[BEGIN]

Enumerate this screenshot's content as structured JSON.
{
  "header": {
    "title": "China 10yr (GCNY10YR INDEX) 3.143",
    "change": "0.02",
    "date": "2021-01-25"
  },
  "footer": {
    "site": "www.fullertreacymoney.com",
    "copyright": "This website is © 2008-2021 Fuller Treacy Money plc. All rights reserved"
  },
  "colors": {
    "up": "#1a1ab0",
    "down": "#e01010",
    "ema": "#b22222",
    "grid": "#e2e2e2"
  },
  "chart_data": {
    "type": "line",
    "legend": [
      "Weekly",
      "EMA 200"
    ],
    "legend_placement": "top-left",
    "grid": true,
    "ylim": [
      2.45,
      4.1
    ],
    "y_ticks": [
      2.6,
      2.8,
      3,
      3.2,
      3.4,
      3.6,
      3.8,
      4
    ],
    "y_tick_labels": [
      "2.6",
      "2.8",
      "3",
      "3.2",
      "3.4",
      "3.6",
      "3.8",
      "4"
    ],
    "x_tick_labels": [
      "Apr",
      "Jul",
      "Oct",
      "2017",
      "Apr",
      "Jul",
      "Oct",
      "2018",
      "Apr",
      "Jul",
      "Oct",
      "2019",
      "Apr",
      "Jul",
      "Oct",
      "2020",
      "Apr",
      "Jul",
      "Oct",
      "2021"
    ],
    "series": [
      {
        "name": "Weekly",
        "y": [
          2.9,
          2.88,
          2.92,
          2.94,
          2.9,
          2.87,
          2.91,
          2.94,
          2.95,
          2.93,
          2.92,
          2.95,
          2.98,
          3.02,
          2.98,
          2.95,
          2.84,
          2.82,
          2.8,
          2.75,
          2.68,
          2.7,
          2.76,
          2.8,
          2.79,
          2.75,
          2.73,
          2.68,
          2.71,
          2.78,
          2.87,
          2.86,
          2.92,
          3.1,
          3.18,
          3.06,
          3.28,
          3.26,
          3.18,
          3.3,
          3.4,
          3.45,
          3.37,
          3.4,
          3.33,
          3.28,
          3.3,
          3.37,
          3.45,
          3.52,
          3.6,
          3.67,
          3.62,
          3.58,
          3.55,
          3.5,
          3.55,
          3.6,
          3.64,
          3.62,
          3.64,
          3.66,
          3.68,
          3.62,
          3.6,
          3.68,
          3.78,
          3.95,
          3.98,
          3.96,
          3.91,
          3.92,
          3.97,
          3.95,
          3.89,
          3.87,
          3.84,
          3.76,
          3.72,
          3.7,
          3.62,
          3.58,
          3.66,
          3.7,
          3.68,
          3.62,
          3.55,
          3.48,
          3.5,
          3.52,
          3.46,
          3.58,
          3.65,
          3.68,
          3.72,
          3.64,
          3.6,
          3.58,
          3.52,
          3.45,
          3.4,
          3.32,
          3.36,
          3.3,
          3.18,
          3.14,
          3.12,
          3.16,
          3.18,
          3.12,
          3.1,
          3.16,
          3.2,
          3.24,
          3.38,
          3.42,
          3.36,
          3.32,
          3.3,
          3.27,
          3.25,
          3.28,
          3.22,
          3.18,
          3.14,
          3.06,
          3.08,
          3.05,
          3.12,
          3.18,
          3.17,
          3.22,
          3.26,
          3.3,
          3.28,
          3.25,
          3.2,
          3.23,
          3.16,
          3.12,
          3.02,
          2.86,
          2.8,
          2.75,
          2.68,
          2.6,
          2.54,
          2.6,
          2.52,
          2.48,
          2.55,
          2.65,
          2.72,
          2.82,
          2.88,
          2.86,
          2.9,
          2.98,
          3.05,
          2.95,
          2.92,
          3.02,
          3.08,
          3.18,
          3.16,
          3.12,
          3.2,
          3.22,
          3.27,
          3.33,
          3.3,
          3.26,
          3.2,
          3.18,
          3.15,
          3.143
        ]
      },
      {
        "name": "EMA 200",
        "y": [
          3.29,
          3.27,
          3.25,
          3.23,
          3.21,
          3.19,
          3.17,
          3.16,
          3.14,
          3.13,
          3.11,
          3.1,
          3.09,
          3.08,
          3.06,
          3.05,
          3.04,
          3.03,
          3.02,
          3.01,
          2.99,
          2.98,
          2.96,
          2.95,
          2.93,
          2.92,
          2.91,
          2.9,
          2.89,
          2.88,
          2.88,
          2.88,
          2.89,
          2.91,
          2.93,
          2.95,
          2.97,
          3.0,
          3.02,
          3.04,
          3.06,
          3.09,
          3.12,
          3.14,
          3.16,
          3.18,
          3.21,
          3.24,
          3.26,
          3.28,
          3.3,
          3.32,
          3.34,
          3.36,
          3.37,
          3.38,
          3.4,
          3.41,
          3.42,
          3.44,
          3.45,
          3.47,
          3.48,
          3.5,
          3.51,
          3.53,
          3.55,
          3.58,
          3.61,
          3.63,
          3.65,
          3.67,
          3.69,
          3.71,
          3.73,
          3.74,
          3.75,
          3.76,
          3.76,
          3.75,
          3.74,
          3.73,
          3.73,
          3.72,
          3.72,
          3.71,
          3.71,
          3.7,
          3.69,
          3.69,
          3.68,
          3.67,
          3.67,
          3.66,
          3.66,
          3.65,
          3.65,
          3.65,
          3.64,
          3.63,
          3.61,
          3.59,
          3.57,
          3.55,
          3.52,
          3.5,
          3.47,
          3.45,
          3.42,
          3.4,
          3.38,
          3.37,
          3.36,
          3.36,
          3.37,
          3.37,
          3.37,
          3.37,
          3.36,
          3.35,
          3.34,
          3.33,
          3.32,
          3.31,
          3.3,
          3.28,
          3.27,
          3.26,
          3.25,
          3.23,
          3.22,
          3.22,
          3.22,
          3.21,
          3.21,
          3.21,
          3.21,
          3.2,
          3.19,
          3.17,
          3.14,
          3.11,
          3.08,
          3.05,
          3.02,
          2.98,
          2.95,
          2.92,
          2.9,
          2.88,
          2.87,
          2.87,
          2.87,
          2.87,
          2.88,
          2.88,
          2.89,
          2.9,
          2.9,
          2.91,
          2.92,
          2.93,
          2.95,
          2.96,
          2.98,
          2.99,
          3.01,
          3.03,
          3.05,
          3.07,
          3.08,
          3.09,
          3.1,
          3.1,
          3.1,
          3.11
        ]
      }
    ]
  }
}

[END]

__What you are asked to do__
The records above should be restated word for word, please.

__Response to the exercise__
Enumerate this screenshot's content as structured JSON.
{
  "header": {
    "title": "China 10yr (GCNY10YR INDEX) 3.143",
    "change": "0.02",
    "date": "2021-01-25"
  },
  "footer": {
    "site": "www.fullertreacymoney.com",
    "copyright": "This website is © 2008-2021 Fuller Treacy Money plc. All rights reserved"
  },
  "colors": {
    "up": "#1a1ab0",
    "down": "#e01010",
    "ema": "#b22222",
    "grid": "#e2e2e2"
  },
  "chart_data": {
    "type": "line",
    "legend": [
      "Weekly",
      "EMA 200"
    ],
    "legend_placement": "top-left",
    "grid": true,
    "ylim": [
      2.45,
      4.1
    ],
    "y_ticks": [
      2.6,
      2.8,
      3,
      3.2,
      3.4,
      3.6,
      3.8,
      4
    ],
    "y_tick_labels": [
      "2.6",
      "2.8",
      "3",
      "3.2",
      "3.4",
      "3.6",
      "3.8",
      "4"
    ],
    "x_tick_labels": [
      "Apr",
      "Jul",
      "Oct",
      "2017",
      "Apr",
      "Jul",
      "Oct",
      "2018",
      "Apr",
      "Jul",
      "Oct",
      "2019",
      "Apr",
      "Jul",
      "Oct",
      "2020",
      "Apr",
      "Jul",
      "Oct",
      "2021"
    ],
    "series": [
      {
        "name": "Weekly",
        "y": [
          2.9,
          2.88,
          2.92,
          2.94,
          2.9,
          2.87,
          2.91,
          2.94,
          2.95,
          2.93,
          2.92,
          2.95,
          2.98,
          3.02,
          2.98,
          2.95,
          2.84,
          2.82,
          2.8,
          2.75,
          2.68,
          2.7,
          2.76,
          2.8,
          2.79,
          2.75,
          2.73,
          2.68,
          2.71,
          2.78,
          2.87,
          2.86,
          2.92,
          3.1,
          3.18,
          3.06,
          3.28,
          3.26,
          3.18,
          3.3,
          3.4,
          3.45,
          3.37,
          3.4,
          3.33,
          3.28,
          3.3,
          3.37,
          3.45,
          3.52,
          3.6,
          3.67,
          3.62,
          3.58,
          3.55,
          3.5,
          3.55,
          3.6,
          3.64,
          3.62,
          3.64,
          3.66,
          3.68,
          3.62,
          3.6,
          3.68,
          3.78,
          3.95,
          3.98,
          3.96,
          3.91,
          3.92,
          3.97,
          3.95,
          3.89,
          3.87,
          3.84,
          3.76,
          3.72,
          3.7,
          3.62,
          3.58,
          3.66,
          3.7,
          3.68,
          3.62,
          3.55,
          3.48,
          3.5,
          3.52,
          3.46,
          3.58,
          3.65,
          3.68,
          3.72,
          3.64,
          3.6,
          3.58,
          3.52,
          3.45,
          3.4,
          3.32,
          3.36,
          3.3,
          3.18,
          3.14,
          3.12,
          3.16,
          3.18,
          3.12,
          3.1,
          3.16,
          3.2,
          3.24,
          3.38,
          3.42,
          3.36,
          3.32,
          3.3,
          3.27,
          3.25,
          3.28,
          3.22,
          3.18,
          3.14,
          3.06,
          3.08,
          3.05,
          3.12,
          3.18,
          3.17,
          3.22,
          3.26,
          3.3,
          3.28,
          3.25,
          3.2,
          3.23,
          3.16,
          3.12,
          3.02,
          2.86,
          2.8,
          2.75,
          2.68,
          2.6,
          2.54,
          2.6,
          2.52,
          2.48,
          2.55,
          2.65,
          2.72,
          2.82,
          2.88,
          2.86,
          2.9,
          2.98,
          3.05,
          2.95,
          2.92,
          3.02,
          3.08,
          3.18,
          3.16,
          3.12,
          3.2,
          3.22,
          3.27,
          3.33,
          3.3,
          3.26,
          3.2,
          3.18,
          3.15,
          3.143
        ]
      },
      {
        "name": "EMA 200",
        "y": [
          3.29,
          3.27,
          3.25,
          3.23,
          3.21,
          3.19,
          3.17,
          3.16,
          3.14,
          3.13,
          3.11,
          3.1,
          3.09,
          3.08,
          3.06,
          3.05,
          3.04,
          3.03,
          3.02,
          3.01,
          2.99,
          2.98,
          2.96,
          2.95,
          2.93,
          2.92,
          2.91,
          2.9,
          2.89,
          2.88,
          2.88,
          2.88,
          2.89,
          2.91,
          2.93,
          2.95,
          2.97,
          3.0,
          3.02,
          3.04,
          3.06,
          3.09,
          3.12,
          3.14,
          3.16,
          3.18,
          3.21,
          3.24,
          3.26,
          3.28,
          3.3,
          3.32,
          3.34,
          3.36,
          3.37,
          3.38,
          3.4,
          3.41,
          3.42,
          3.44,
          3.45,
          3.47,
          3.48,
          3.5,
          3.51,
          3.53,
          3.55,
          3.58,
          3.61,
          3.63,
          3.65,
          3.67,
          3.69,
          3.71,
          3.73,
          3.74,
          3.75,
          3.76,
          3.76,
          3.75,
          3.74,
          3.73,
          3.73,
          3.72,
          3.72,
          3.71,
          3.71,
          3.7,
          3.69,
          3.69,
          3.68,
          3.67,
          3.67,
          3.66,
          3.66,
          3.65,
          3.65,
          3.65,
          3.64,
          3.63,
          3.61,
          3.59,
          3.57,
          3.55,
          3.52,
          3.5,
          3.47,
          3.45,
          3.42,
          3.4,
          3.38,
          3.37,
          3.36,
          3.36,
          3.37,
          3.37,
          3.37,
          3.37,
          3.36,
          3.35,
          3.34,
          3.33,
          3.32,
          3.31,
          3.3,
          3.28,
          3.27,
          3.26,
          3.25,
          3.23,
          3.22,
          3.22,
          3.22,
          3.21,
          3.21,
          3.21,
          3.21,
          3.2,
          3.19,
          3.17,
          3.14,
          3.11,
          3.08,
          3.05,
          3.02,
          2.98,
          2.95,
          2.92,
          2.9,
          2.88,
          2.87,
          2.87,
          2.87,
          2.87,
          2.88,
          2.88,
          2.89,
          2.9,
          2.9,
          2.91,
          2.92,
          2.93,
          2.95,
          2.96,
          2.98,
          2.99,
          3.01,
          3.03,
          3.05,
          3.07,
          3.08,
          3.09,
          3.1,
          3.1,
          3.1,
          3.11
        ]
      }
    ]
  }
}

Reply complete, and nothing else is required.